# Problem statement:
Rewrite the entries starting at the beginning and ending with the line containing "The tire 31 is at (133, 180).", changing "third embodiment" to "third variant" and leaving everything else as it is.

# Materials provided:
---------------
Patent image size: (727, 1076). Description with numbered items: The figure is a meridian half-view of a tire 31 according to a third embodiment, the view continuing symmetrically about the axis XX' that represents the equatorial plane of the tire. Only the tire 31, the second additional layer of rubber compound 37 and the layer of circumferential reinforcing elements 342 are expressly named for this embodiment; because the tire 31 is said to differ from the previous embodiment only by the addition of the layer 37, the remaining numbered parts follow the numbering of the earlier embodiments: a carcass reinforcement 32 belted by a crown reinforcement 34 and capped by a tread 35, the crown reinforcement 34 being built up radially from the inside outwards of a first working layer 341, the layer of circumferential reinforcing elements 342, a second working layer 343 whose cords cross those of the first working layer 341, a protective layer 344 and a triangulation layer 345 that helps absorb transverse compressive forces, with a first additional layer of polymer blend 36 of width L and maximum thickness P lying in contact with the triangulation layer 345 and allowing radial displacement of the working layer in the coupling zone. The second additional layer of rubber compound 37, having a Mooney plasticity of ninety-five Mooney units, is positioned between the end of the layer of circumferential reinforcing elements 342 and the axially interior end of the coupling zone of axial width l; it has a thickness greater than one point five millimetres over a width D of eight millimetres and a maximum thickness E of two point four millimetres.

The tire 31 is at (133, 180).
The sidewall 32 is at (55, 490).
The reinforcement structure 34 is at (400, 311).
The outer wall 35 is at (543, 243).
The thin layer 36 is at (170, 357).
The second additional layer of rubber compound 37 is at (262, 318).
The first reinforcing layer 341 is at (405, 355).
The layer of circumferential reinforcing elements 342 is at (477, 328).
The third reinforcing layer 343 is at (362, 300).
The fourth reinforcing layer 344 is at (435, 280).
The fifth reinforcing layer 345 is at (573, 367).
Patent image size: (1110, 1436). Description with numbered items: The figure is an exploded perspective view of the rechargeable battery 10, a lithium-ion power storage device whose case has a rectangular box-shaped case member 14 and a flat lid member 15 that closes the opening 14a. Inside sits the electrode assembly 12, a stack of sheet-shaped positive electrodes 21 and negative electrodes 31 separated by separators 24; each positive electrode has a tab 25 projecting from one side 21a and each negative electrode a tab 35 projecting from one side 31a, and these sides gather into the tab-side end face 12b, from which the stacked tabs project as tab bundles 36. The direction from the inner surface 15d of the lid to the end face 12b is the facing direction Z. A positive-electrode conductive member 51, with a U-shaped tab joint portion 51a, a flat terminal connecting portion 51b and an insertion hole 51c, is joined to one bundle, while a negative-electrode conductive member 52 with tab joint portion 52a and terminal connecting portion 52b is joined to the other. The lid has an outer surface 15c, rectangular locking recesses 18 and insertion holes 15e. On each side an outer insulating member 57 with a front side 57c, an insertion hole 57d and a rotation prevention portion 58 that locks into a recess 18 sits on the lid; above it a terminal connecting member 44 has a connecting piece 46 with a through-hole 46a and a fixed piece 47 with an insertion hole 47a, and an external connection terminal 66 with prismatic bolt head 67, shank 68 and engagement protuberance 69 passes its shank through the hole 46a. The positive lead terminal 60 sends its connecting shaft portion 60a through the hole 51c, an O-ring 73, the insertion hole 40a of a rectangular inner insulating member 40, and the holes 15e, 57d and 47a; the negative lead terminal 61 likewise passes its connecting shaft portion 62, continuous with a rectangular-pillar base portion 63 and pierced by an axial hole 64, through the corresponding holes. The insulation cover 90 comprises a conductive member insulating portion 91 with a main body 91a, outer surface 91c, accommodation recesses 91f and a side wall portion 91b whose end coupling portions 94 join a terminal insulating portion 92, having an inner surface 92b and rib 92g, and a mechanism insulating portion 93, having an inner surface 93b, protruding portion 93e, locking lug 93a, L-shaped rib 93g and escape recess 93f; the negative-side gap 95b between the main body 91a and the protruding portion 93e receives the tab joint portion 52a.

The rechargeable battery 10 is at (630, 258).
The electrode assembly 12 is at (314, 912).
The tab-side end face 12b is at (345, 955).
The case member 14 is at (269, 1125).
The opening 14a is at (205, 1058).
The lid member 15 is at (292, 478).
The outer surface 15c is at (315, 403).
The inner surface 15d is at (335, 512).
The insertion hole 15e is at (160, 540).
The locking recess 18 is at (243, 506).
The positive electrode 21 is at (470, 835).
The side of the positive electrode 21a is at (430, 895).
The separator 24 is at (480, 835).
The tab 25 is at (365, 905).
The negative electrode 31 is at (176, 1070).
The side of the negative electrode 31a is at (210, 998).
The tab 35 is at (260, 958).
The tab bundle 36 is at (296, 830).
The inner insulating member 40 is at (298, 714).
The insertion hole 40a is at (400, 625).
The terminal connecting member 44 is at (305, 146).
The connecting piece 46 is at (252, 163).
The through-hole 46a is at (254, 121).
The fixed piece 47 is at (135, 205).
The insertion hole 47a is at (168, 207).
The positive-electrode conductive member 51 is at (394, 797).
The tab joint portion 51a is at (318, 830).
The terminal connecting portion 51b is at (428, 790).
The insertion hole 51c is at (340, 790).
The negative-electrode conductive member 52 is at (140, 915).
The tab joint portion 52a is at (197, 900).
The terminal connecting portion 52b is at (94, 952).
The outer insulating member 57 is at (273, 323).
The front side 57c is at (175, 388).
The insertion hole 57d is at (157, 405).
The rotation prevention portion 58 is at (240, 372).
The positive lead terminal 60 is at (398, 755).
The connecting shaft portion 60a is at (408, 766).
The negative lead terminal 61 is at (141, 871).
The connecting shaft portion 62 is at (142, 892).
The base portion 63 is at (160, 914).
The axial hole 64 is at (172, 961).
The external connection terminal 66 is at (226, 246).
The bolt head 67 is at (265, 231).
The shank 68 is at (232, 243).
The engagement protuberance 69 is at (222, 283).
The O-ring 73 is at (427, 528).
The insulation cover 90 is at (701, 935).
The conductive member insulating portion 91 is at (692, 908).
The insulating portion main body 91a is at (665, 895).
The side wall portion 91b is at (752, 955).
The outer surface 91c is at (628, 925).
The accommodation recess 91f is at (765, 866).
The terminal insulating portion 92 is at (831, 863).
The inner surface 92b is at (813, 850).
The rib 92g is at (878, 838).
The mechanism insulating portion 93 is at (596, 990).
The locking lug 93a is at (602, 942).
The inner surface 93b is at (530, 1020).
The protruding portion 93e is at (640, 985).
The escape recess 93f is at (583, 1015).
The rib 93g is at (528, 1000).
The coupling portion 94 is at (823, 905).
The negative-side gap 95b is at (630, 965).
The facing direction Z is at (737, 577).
---------------
# Complete answer:
Patent image size: (727, 1076). Description with numbered items: The figure is a meridian half-view of a tire 31 according to a third variant, the view continuing symmetrically about the axis XX' that represents the equatorial plane of the tire. Only the tire 31, the second additional layer of rubber compound 37 and the layer of circumferential reinforcing elements 342 are expressly named for this embodiment; because the tire 31 is said to differ from the previous embodiment only by the addition of the layer 37, the remaining numbered parts follow the numbering of the earlier embodiments: a carcass reinforcement 32 belted by a crown reinforcement 34 and capped by a tread 35, the crown reinforcement 34 being built up radially from the inside outwards of a first working layer 341, the layer of circumferential reinforcing elements 342, a second working layer 343 whose cords cross those of the first working layer 341, a protective layer 344 and a triangulation layer 345 that helps absorb transverse compressive forces, with a first additional layer of polymer blend 36 of width L and maximum thickness P lying in contact with the triangulation layer 345 and allowing radial displacement of the working layer in the coupling zone. The second additional layer of rubber compound 37, having a Mooney plasticity of ninety-five Mooney units, is positioned between the end of the layer of circumferential reinforcing elements 342 and the axially interior end of the coupling zone of axial width l; it has a thickness greater than one point five millimetres over a width D of eight millimetres and a maximum thickness E of two point four millimetres.

The tire 31 is at (133, 180).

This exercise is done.